→ Directions for this task
Note each line that includes the word "cargo". Copy those lines.

→ Records for the exercise
....

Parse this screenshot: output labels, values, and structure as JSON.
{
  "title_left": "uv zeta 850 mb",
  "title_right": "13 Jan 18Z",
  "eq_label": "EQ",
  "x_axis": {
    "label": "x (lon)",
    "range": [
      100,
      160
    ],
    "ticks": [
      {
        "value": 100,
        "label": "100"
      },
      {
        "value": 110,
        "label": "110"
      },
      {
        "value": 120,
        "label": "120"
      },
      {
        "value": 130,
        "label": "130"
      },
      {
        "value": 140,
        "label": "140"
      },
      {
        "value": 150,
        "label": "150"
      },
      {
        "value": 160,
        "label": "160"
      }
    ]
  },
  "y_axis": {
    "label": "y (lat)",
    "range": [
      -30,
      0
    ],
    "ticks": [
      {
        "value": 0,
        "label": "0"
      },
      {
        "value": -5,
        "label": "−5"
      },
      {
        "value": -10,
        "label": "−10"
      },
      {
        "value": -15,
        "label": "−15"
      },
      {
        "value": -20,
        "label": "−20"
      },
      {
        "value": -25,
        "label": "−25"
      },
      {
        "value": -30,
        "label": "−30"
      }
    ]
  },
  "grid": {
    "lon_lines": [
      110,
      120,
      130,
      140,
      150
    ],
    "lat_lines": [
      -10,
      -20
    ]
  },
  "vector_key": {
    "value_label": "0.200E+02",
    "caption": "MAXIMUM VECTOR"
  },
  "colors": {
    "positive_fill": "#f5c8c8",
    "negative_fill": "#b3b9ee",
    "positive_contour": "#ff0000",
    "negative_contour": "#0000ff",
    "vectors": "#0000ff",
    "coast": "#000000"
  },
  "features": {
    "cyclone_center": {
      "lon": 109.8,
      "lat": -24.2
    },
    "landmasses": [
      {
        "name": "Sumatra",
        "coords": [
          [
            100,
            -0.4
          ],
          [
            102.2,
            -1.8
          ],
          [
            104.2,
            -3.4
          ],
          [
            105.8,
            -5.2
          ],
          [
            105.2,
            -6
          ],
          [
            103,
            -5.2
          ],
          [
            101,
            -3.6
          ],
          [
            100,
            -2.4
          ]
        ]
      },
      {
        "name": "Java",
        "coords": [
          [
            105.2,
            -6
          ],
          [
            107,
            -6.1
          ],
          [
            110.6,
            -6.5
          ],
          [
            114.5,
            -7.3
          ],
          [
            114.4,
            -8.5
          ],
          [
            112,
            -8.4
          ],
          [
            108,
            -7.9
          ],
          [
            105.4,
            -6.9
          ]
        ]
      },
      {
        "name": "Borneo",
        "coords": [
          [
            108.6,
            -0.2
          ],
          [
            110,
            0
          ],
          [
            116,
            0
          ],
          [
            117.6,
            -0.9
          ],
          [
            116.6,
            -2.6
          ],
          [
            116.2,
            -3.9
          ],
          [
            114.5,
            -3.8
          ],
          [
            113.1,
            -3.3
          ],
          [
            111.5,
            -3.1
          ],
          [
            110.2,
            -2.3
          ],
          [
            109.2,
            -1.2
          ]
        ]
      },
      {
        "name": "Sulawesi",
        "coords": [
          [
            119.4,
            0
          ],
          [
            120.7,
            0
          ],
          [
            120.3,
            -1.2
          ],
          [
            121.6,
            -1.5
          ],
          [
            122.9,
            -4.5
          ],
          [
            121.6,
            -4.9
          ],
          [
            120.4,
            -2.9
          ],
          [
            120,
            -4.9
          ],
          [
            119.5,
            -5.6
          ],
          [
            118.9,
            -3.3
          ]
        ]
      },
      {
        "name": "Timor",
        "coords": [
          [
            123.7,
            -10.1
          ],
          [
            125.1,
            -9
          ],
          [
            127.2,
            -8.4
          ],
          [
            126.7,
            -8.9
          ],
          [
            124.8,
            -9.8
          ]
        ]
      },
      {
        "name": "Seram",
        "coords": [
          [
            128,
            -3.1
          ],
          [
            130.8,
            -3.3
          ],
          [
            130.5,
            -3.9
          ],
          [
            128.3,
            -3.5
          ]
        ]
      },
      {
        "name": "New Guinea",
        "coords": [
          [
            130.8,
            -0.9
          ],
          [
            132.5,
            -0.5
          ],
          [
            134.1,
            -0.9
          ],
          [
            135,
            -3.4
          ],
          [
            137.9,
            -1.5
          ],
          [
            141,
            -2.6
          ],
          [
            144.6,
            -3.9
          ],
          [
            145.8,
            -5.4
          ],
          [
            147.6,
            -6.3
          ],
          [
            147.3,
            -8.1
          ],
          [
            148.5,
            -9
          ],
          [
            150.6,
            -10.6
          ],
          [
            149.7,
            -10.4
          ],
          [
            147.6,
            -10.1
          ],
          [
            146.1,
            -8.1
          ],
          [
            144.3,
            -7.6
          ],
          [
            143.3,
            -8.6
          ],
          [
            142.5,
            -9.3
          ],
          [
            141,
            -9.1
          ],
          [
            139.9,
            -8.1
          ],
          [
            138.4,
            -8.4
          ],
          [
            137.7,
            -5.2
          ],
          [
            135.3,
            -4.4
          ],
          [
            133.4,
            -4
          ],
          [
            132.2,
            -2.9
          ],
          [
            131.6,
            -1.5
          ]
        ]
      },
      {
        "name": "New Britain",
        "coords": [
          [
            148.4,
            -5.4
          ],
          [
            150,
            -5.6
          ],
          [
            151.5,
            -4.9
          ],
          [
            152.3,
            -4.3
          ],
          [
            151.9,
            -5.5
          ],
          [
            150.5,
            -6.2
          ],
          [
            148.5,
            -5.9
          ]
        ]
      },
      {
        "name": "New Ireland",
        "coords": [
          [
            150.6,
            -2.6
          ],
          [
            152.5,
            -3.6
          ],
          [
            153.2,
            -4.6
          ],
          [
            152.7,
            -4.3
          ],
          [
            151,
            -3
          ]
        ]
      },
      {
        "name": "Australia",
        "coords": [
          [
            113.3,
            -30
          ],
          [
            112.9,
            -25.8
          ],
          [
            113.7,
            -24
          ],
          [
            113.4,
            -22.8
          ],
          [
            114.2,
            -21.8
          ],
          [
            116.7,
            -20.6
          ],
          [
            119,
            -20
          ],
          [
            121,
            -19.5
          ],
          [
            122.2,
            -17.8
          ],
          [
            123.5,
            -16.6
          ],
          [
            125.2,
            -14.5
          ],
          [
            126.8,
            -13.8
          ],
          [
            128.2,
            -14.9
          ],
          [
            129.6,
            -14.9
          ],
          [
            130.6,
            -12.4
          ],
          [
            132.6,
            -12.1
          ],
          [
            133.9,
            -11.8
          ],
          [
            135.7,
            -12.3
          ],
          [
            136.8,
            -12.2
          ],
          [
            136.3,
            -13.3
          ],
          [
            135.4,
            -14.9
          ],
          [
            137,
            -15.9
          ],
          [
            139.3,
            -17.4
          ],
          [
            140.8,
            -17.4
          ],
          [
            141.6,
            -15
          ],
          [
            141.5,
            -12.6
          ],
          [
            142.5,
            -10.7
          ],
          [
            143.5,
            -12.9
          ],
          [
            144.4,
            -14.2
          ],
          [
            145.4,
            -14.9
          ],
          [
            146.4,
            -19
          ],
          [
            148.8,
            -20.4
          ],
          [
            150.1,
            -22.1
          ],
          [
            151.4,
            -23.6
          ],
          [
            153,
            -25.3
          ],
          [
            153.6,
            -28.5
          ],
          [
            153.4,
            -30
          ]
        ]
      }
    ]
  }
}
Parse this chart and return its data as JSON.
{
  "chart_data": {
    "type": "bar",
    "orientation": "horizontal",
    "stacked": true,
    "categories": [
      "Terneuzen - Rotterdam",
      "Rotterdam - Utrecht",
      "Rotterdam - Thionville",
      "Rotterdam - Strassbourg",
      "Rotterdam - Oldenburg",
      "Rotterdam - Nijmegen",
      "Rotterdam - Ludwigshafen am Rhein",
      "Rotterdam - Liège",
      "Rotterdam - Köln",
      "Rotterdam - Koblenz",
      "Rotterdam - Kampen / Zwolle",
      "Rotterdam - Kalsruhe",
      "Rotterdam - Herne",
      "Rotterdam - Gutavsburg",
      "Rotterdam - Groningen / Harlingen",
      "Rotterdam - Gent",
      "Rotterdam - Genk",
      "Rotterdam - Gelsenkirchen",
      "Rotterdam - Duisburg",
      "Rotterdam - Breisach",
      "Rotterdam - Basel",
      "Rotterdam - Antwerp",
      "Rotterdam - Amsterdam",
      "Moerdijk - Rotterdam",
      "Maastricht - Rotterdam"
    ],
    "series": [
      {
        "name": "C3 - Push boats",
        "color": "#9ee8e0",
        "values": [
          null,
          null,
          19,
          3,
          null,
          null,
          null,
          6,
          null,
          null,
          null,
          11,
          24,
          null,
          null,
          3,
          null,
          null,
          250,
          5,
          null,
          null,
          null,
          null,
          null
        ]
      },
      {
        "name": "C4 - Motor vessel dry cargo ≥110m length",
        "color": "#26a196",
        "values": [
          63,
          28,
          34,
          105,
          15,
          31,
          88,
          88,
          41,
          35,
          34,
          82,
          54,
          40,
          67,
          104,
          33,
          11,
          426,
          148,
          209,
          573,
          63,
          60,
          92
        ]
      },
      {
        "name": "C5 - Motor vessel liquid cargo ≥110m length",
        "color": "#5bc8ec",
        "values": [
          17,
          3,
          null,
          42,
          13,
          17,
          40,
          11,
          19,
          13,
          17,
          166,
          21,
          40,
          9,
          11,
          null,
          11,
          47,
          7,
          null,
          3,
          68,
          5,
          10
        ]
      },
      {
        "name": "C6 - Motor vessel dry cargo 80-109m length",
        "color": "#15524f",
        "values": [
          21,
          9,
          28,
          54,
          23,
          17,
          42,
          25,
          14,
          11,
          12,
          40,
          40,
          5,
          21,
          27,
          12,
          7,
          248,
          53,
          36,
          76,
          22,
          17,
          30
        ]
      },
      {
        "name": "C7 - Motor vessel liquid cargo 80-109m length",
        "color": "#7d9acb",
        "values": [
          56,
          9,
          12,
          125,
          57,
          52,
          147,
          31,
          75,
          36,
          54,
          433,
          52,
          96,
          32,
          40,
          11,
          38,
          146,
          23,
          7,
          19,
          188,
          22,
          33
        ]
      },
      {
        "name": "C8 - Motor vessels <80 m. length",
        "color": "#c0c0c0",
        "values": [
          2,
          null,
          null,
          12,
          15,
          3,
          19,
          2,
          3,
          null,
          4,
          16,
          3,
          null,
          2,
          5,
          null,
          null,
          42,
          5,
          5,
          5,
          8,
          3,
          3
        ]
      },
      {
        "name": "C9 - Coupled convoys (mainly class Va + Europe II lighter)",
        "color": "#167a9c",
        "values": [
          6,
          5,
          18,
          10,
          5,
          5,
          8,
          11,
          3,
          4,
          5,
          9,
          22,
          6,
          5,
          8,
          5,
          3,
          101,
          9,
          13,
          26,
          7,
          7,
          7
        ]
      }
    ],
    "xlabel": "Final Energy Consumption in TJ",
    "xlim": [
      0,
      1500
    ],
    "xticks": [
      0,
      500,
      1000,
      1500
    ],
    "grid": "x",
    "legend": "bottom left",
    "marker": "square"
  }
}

....

→ Response for this exercise
        "name": "C4 - Motor vessel dry cargo ≥110m length",
        "name": "C5 - Motor vessel liquid cargo ≥110m length",
        "name": "C6 - Motor vessel dry cargo 80-109m length",
        "name": "C7 - Motor vessel liquid cargo 80-109m length",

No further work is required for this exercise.